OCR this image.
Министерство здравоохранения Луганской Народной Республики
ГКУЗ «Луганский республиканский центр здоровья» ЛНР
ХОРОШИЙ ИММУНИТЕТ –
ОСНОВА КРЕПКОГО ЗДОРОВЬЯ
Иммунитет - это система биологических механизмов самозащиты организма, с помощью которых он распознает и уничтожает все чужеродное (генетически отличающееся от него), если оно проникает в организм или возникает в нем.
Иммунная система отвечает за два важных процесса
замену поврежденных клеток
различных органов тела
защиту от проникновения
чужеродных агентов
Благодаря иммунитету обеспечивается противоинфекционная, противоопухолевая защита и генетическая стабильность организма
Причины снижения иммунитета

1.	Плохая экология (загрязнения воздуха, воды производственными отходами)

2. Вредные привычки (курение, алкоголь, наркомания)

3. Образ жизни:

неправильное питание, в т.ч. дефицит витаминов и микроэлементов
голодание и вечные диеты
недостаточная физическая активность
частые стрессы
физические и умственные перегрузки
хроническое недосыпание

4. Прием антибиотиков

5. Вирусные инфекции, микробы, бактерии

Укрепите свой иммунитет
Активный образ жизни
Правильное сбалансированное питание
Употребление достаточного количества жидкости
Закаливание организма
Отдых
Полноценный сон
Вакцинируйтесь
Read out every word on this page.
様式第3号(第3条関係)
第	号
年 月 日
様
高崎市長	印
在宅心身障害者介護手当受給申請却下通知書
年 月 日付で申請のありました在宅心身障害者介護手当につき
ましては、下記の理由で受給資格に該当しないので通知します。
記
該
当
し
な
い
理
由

• • • • • • •

▶ [WHAT NEEDS TO BE DONE]:
Write out every line exactly as it stands.

▶ [RESPONSE FOR THIS EXERCISE]:
OCR this image.
Министерство здравоохранения Луганской Народной Республики
ГКУЗ «Луганский республиканский центр здоровья» ЛНР
ХОРОШИЙ ИММУНИТЕТ –
ОСНОВА КРЕПКОГО ЗДОРОВЬЯ
Иммунитет - это система биологических механизмов самозащиты организма, с помощью которых он распознает и уничтожает все чужеродное (генетически отличающееся от него), если оно проникает в организм или возникает в нем.
Иммунная система отвечает за два важных процесса
замену поврежденных клеток
различных органов тела
защиту от проникновения
чужеродных агентов
Благодаря иммунитету обеспечивается противоинфекционная, противоопухолевая защита и генетическая стабильность организма
Причины снижения иммунитета

1.	Плохая экология (загрязнения воздуха, воды производственными отходами)

2. Вредные привычки (курение, алкоголь, наркомания)

3. Образ жизни:

неправильное питание, в т.ч. дефицит витаминов и микроэлементов
голодание и вечные диеты
недостаточная физическая активность
частые стрессы
физические и умственные перегрузки
хроническое недосыпание

4. Прием антибиотиков

5. Вирусные инфекции, микробы, бактерии

Укрепите свой иммунитет
Активный образ жизни
Правильное сбалансированное питание
Употребление достаточного количества жидкости
Закаливание организма
Отдых
Полноценный сон
Вакцинируйтесь
Read out every word on this page.
様式第3号(第3条関係)
第	号
年 月 日
様
高崎市長	印
在宅心身障害者介護手当受給申請却下通知書
年 月 日付で申請のありました在宅心身障害者介護手当につき
ましては、下記の理由で受給資格に該当しないので通知します。
記
該
当
し
な
い
理
由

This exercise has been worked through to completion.